What is asked:
In the data, extract each line that holds the string "förvärvare".

— Start of Task data —

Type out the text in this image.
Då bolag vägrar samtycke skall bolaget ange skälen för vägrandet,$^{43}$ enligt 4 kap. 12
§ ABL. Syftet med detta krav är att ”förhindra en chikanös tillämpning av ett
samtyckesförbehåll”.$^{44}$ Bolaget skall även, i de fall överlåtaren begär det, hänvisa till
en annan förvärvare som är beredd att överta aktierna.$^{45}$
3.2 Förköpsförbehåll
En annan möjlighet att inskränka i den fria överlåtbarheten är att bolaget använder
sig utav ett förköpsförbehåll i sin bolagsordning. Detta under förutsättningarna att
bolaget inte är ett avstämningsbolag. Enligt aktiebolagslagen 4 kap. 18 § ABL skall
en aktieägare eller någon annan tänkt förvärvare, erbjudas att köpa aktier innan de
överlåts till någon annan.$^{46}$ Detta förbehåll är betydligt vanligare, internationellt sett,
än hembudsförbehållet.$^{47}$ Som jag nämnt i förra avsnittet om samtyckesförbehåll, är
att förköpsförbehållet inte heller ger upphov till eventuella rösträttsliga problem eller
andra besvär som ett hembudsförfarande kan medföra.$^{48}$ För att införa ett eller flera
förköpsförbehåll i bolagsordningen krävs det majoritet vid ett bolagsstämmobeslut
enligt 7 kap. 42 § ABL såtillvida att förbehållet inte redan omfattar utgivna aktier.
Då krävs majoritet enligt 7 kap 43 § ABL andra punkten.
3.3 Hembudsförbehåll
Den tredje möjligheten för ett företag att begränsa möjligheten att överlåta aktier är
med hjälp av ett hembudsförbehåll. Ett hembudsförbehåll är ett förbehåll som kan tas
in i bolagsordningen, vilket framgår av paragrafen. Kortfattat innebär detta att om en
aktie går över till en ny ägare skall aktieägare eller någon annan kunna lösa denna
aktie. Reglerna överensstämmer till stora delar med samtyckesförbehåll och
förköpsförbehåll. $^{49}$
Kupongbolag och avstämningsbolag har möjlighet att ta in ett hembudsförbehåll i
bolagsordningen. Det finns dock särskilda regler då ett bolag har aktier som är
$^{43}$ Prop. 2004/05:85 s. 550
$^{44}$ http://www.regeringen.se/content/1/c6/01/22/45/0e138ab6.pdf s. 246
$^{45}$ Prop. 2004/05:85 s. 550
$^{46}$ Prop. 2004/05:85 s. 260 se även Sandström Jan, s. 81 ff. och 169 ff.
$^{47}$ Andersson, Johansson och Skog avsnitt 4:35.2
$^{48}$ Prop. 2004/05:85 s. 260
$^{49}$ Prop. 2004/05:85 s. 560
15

— End of Task data —

Full output:
en annan förvärvare som är beredd att överta aktierna.$^{45}$
en aktieägare eller någon annan tänkt förvärvare, erbjudas att köpa aktier innan de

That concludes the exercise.